# START OF Record extracts

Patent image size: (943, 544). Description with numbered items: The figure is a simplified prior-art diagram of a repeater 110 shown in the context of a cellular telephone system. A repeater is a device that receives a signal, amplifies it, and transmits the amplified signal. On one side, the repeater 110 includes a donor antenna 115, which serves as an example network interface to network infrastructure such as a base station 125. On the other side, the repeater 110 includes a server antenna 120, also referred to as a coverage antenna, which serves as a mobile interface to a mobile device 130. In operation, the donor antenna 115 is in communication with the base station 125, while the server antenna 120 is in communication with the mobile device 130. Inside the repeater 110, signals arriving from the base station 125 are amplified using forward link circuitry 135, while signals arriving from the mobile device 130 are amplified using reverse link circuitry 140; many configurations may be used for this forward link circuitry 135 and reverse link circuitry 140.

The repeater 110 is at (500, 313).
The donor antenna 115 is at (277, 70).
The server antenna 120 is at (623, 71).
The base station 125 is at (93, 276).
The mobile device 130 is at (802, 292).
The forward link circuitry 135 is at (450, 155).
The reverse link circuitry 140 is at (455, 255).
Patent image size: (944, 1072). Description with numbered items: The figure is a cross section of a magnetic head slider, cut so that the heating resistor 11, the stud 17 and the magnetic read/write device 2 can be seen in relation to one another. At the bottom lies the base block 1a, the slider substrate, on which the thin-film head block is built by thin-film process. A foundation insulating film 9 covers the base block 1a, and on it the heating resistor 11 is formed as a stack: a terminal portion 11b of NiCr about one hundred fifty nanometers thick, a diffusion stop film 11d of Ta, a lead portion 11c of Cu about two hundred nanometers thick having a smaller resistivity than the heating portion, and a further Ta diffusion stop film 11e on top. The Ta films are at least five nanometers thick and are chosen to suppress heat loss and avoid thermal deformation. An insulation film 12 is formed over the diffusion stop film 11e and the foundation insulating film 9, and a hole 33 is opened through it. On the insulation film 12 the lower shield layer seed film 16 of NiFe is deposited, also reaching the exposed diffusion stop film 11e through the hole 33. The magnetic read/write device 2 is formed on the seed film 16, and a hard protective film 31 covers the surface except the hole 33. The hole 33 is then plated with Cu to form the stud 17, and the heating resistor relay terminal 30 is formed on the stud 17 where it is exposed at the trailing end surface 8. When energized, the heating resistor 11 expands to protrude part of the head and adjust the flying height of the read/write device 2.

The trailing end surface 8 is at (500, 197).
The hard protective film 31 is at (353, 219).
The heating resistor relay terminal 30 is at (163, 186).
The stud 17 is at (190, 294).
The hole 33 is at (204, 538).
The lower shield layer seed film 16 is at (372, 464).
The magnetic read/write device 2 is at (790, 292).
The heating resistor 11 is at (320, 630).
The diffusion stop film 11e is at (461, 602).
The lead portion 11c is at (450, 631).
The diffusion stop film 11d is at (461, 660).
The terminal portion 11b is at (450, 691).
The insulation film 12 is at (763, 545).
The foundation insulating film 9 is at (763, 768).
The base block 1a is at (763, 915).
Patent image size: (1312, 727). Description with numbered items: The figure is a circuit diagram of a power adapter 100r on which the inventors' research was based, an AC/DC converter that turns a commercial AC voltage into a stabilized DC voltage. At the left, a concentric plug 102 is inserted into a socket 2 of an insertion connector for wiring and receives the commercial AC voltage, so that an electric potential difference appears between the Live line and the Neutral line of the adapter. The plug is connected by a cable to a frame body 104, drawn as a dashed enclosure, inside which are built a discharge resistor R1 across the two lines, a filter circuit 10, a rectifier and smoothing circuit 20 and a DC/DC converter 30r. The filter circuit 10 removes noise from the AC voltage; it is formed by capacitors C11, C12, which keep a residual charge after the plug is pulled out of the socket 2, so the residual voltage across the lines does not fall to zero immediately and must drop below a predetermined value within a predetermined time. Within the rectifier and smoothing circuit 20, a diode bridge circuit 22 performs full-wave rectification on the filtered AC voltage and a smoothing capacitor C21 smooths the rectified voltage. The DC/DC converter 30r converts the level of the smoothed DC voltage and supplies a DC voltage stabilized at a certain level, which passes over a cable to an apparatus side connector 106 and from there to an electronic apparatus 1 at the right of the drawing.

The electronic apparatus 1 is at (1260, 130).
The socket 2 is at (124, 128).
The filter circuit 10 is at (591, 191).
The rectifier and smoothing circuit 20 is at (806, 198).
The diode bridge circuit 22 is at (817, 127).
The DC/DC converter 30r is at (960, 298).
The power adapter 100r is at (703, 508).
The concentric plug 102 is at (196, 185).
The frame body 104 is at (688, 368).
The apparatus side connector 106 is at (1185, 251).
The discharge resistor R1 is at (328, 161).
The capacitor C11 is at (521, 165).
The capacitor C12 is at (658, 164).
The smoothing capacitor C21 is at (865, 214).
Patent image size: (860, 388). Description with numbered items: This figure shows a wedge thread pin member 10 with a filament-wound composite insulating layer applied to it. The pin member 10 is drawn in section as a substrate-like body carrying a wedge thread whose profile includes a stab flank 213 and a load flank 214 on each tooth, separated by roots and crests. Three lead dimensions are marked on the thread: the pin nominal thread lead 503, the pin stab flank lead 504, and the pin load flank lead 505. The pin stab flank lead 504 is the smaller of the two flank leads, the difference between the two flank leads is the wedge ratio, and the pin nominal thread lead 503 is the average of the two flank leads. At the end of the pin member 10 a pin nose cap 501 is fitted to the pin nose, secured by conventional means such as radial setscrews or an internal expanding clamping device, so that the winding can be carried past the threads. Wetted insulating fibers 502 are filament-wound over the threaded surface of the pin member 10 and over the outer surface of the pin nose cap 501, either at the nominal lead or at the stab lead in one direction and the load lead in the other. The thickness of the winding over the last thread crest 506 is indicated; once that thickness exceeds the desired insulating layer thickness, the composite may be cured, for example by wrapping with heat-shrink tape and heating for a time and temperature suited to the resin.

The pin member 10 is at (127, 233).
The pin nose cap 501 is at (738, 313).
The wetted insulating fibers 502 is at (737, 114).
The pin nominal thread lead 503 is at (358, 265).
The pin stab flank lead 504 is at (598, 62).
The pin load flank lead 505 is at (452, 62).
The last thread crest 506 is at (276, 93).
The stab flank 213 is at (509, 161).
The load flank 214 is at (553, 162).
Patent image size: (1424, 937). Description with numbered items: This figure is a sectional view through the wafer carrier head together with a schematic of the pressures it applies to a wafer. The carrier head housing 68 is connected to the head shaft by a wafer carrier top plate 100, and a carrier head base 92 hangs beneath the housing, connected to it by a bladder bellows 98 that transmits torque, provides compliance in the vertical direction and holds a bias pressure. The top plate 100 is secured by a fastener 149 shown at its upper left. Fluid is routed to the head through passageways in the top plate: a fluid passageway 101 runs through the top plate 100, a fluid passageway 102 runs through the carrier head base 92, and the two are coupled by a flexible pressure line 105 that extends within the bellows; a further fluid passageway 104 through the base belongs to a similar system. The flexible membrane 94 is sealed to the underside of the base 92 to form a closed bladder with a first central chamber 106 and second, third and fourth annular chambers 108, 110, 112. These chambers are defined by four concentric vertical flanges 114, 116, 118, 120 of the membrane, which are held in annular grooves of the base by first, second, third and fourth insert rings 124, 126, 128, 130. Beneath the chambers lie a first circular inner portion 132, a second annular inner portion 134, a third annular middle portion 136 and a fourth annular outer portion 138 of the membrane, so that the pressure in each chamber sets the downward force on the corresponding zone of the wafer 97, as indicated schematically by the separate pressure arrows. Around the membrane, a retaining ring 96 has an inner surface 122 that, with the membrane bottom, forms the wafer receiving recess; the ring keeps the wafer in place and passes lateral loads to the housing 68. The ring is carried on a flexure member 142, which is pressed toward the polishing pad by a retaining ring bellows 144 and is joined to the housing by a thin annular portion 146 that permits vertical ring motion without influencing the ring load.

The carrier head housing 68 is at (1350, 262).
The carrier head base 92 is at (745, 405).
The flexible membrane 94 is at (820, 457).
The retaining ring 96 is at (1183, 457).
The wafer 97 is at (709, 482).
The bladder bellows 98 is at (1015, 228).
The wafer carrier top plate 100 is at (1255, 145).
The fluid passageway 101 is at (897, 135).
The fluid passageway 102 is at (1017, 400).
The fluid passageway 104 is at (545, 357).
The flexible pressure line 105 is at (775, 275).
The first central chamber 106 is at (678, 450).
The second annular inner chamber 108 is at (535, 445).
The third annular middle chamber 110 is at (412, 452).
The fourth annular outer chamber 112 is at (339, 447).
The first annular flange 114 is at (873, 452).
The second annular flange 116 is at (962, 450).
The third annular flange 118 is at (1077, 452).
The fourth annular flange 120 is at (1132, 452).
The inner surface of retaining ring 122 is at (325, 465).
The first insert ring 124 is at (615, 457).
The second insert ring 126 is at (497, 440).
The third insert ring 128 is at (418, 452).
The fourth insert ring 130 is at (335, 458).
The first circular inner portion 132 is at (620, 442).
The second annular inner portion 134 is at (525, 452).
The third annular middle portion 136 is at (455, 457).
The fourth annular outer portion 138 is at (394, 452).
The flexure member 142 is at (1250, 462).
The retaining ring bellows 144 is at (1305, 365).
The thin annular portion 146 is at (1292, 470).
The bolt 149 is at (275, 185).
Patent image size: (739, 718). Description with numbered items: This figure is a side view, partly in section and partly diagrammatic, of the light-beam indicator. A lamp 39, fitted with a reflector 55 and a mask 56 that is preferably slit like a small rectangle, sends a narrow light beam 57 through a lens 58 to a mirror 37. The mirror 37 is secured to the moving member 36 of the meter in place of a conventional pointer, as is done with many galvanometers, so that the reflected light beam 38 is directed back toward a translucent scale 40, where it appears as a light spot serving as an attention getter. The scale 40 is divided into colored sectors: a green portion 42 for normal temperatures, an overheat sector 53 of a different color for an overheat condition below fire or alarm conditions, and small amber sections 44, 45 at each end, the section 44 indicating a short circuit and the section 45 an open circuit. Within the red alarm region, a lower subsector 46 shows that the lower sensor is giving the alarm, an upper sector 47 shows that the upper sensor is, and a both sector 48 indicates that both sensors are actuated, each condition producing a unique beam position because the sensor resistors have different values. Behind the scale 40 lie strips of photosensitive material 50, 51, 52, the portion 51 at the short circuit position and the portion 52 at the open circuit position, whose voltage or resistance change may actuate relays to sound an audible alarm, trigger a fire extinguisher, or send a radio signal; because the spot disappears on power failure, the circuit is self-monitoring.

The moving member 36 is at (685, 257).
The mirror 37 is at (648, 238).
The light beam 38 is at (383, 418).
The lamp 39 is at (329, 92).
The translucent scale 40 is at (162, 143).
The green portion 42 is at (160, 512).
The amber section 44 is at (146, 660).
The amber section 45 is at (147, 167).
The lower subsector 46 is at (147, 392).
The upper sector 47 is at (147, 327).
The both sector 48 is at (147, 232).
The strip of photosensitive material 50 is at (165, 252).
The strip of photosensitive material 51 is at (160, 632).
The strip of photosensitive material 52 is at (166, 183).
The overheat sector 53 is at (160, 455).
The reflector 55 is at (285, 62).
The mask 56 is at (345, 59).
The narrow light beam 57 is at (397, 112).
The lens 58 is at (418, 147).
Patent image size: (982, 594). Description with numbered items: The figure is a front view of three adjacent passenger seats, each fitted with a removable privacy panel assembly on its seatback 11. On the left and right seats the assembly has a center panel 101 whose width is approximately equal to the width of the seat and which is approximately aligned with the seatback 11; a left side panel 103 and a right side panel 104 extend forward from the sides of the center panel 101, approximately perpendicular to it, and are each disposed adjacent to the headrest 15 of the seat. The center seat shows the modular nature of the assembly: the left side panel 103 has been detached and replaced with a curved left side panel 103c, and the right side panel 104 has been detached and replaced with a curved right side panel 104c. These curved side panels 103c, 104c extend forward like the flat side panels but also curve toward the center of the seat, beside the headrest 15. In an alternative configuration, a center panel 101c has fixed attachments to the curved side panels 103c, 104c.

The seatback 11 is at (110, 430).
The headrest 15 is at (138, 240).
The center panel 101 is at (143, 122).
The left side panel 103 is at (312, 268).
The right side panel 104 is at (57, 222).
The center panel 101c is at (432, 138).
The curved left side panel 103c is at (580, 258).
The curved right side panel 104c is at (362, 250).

# END OF Record extracts

**Aim**
Lay out the data from its first line through the line containing "The mobile device 130 is at (802, 292).", both ends included, as a numbered list without blank lines.

**Finished exercise**
1. Patent image size: (943, 544). Description with numbered items: The figure is a simplified prior-art diagram of a repeater 110 shown in the context of a cellular telephone system. A repeater is a device that receives a signal, amplifies it, and transmits the amplified signal. On one side, the repeater 110 includes a donor antenna 115, which serves as an example network interface to network infrastructure such as a base station 125. On the other side, the repeater 110 includes a server antenna 120, also referred to as a coverage antenna, which serves as a mobile interface to a mobile device 130. In operation, the donor antenna 115 is in communication with the base station 125, while the server antenna 120 is in communication with the mobile device 130. Inside the repeater 110, signals arriving from the base station 125 are amplified using forward link circuitry 135, while signals arriving from the mobile device 130 are amplified using reverse link circuitry 140; many configurations may be used for this forward link circuitry 135 and reverse link circuitry 140.
2. The repeater 110 is at (500, 313).
3. The donor antenna 115 is at (277, 70).
4. The server antenna 120 is at (623, 71).
5. The base station 125 is at (93, 276).
6. The mobile device 130 is at (802, 292).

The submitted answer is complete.